● MATERIAL
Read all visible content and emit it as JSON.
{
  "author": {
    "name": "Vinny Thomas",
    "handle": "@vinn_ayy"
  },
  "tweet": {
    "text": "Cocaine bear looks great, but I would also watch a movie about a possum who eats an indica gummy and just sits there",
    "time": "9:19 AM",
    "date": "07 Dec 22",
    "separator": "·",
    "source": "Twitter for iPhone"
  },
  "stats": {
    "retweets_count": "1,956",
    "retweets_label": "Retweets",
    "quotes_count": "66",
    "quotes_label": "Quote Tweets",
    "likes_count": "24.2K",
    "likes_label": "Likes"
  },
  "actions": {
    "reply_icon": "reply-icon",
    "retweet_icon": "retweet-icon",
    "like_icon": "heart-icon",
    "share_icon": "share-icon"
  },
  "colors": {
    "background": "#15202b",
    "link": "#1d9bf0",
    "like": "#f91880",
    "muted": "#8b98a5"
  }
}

● EXERCISE OBJECTIVE
Retype each record exactly, leaving nothing out.

● RESULT OF THE TASK
Read all visible content and emit it as JSON.
{
  "author": {
    "name": "Vinny Thomas",
    "handle": "@vinn_ayy"
  },
  "tweet": {
    "text": "Cocaine bear looks great, but I would also watch a movie about a possum who eats an indica gummy and just sits there",
    "time": "9:19 AM",
    "date": "07 Dec 22",
    "separator": "·",
    "source": "Twitter for iPhone"
  },
  "stats": {
    "retweets_count": "1,956",
    "retweets_label": "Retweets",
    "quotes_count": "66",
    "quotes_label": "Quote Tweets",
    "likes_count": "24.2K",
    "likes_label": "Likes"
  },
  "actions": {
    "reply_icon": "reply-icon",
    "retweet_icon": "retweet-icon",
    "like_icon": "heart-icon",
    "share_icon": "share-icon"
  },
  "colors": {
    "background": "#15202b",
    "link": "#1d9bf0",
    "like": "#f91880",
    "muted": "#8b98a5"
  }
}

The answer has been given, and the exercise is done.